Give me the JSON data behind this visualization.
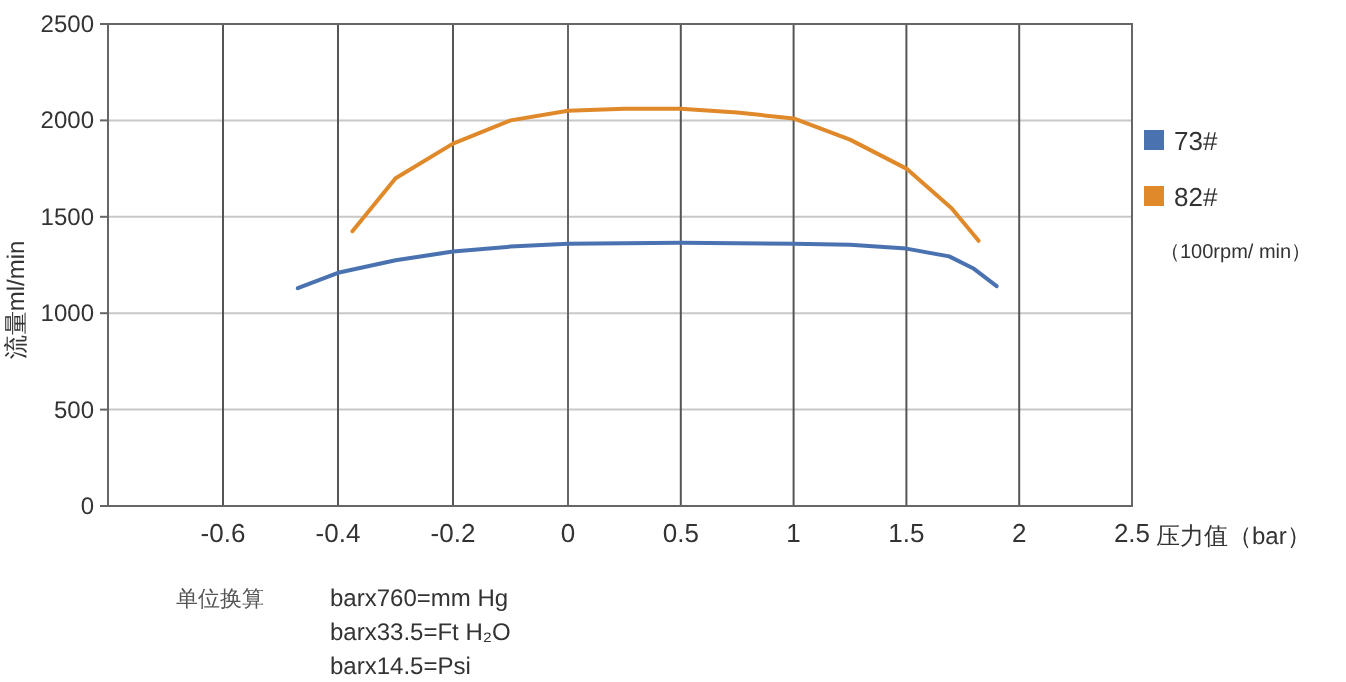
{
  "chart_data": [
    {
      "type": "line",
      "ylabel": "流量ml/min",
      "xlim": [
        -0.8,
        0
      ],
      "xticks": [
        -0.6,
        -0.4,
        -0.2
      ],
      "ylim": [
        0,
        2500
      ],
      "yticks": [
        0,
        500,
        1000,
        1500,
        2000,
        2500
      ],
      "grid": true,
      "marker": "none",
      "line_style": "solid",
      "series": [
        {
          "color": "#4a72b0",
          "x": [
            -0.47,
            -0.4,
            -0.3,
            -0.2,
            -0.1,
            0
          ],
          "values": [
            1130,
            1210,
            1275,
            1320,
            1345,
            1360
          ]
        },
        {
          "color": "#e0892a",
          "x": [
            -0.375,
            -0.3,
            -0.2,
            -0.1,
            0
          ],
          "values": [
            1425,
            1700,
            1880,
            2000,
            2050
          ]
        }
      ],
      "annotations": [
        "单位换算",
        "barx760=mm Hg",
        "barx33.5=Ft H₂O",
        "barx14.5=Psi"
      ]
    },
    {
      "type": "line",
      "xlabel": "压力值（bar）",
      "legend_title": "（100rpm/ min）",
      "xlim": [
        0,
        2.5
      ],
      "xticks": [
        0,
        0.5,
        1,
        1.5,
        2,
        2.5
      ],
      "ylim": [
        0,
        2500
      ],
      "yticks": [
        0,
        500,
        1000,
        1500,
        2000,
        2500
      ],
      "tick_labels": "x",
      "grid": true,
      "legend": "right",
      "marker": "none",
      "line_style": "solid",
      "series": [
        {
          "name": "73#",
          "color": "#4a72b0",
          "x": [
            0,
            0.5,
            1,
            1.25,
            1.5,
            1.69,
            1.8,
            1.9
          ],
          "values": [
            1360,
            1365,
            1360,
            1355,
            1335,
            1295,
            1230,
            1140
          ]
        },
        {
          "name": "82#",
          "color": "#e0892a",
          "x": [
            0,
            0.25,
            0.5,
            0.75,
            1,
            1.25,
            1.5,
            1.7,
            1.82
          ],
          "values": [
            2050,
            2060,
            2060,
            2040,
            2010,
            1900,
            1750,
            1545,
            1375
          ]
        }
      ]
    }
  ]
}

________

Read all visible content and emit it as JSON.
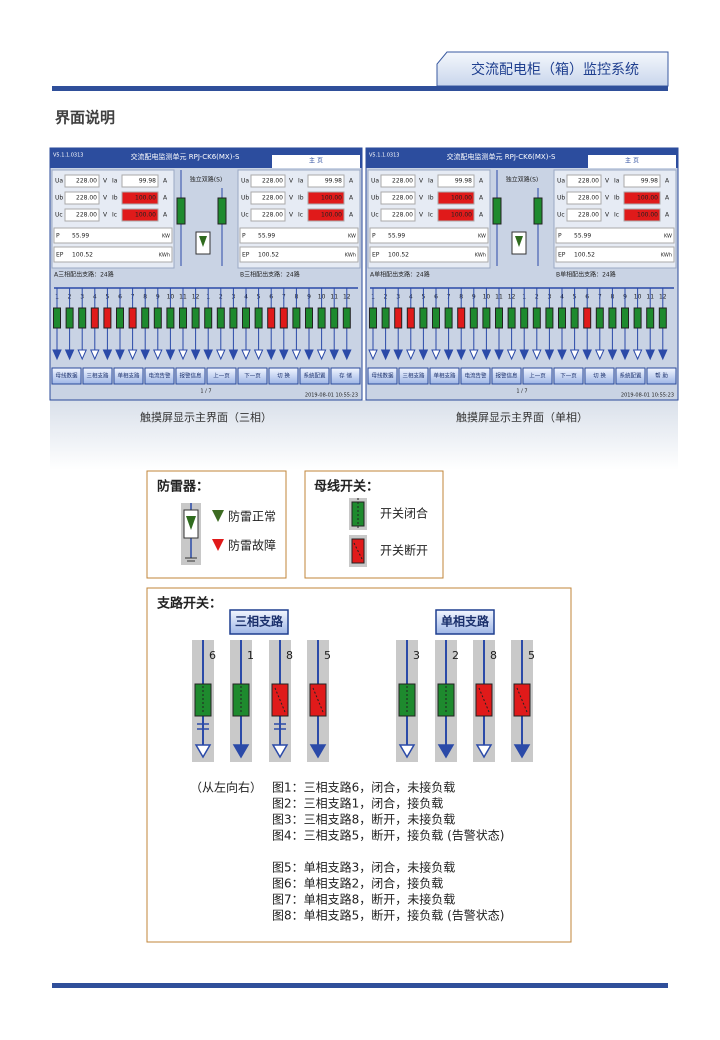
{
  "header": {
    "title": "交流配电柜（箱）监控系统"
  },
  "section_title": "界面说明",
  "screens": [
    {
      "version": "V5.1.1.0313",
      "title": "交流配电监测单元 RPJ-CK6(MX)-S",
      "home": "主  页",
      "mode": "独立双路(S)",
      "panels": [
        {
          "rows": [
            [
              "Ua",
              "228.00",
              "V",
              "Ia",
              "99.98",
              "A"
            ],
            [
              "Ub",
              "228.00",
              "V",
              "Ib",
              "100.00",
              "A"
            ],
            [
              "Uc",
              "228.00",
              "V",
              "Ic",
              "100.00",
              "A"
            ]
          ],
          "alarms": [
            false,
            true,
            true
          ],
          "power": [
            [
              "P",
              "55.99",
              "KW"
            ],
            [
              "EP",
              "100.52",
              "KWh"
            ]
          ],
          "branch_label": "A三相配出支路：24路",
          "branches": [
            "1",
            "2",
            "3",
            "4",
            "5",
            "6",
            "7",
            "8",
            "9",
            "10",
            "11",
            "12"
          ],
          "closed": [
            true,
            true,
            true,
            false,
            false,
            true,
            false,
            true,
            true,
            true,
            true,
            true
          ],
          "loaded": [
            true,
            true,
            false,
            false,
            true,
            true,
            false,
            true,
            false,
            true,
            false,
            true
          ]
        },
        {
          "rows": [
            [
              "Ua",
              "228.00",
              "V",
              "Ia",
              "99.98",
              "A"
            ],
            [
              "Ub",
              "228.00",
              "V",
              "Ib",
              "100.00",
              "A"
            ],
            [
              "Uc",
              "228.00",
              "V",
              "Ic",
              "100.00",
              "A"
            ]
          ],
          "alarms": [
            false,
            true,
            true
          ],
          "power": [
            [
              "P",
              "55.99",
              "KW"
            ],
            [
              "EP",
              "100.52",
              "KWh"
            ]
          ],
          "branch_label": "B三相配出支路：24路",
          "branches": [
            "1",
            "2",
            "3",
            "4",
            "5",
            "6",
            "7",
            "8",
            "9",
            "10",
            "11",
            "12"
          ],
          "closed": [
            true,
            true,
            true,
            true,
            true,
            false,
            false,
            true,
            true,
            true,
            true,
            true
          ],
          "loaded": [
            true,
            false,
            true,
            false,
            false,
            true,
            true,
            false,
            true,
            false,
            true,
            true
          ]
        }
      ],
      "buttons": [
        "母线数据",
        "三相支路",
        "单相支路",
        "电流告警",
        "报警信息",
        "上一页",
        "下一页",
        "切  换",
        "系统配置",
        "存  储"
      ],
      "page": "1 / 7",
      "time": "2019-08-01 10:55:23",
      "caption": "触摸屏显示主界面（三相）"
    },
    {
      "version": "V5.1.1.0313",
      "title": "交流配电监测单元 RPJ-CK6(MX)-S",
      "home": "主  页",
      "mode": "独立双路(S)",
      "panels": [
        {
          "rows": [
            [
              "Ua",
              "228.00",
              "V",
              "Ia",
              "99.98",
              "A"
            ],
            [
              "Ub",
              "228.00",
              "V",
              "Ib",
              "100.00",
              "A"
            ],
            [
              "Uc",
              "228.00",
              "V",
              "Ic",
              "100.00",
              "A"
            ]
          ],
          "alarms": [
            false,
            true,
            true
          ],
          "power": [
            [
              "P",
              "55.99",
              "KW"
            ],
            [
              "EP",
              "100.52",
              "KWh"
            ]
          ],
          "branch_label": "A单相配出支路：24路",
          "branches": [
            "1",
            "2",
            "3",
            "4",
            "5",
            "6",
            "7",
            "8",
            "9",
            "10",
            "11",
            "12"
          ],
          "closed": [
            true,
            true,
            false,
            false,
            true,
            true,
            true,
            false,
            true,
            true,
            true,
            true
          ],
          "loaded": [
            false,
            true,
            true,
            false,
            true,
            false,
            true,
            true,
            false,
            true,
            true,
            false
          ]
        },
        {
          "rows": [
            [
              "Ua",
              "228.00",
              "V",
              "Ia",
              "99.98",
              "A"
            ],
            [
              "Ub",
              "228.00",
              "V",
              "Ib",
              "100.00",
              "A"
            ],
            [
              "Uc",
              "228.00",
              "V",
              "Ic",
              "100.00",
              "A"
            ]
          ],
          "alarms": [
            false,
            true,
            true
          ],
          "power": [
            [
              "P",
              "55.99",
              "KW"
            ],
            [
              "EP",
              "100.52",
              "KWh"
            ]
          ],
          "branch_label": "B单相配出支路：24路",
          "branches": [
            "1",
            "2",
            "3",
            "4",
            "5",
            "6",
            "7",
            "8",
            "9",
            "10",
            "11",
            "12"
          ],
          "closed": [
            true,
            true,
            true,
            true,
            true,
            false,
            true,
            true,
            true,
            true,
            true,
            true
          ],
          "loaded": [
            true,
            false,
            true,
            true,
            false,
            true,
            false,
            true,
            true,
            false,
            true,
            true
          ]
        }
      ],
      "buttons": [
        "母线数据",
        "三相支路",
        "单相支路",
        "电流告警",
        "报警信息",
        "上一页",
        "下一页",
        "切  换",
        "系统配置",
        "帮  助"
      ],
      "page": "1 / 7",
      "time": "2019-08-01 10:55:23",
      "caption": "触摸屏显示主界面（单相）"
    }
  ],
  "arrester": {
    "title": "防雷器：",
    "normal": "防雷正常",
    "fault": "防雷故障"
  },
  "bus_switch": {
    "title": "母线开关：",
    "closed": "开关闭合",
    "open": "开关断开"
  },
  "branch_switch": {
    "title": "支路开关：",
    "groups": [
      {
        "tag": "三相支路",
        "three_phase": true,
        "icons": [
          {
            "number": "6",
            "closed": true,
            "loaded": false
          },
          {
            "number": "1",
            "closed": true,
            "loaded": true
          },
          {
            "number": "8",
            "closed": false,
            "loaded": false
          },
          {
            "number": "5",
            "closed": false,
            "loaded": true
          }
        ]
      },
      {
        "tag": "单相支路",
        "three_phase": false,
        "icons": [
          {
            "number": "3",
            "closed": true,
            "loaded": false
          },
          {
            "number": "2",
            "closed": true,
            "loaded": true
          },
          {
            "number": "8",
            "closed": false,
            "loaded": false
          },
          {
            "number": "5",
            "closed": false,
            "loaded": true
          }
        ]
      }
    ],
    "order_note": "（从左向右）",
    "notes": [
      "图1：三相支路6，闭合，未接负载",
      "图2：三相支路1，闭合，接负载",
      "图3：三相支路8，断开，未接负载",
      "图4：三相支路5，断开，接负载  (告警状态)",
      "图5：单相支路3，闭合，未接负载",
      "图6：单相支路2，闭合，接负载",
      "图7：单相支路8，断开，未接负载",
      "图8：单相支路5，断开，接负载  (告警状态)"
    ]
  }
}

________

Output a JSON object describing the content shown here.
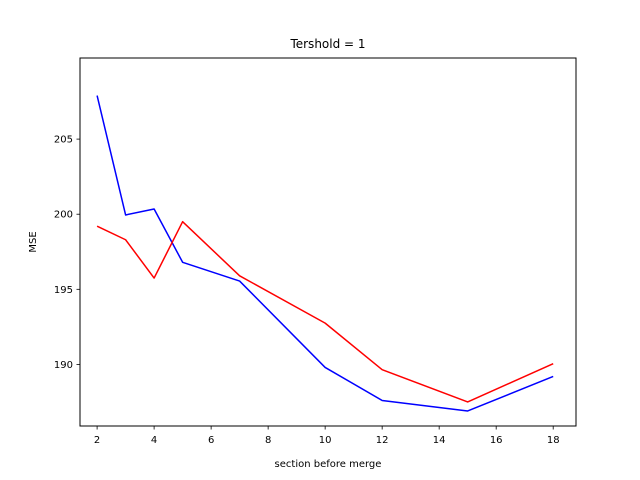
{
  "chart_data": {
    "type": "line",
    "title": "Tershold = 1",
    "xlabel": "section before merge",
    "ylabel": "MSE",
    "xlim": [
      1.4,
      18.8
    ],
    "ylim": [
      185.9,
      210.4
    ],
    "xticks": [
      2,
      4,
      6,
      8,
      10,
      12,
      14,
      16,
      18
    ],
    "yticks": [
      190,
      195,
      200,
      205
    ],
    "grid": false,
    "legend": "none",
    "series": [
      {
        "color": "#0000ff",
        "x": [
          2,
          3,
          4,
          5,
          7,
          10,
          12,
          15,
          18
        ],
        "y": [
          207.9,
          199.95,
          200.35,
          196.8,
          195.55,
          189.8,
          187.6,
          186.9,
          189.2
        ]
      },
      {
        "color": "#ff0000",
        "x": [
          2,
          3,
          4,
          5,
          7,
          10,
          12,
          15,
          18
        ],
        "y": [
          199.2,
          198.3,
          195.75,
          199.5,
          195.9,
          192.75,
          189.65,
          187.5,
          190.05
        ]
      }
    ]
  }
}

________

- TASK GOAL
Return only those lines of the records that contain the string "JSON".

- OUTPUT OF THE TASK
Give me the JSON data behind this visualization.
Read all visible content and emit it as JSON.
Output a JSON object describing the content shown here.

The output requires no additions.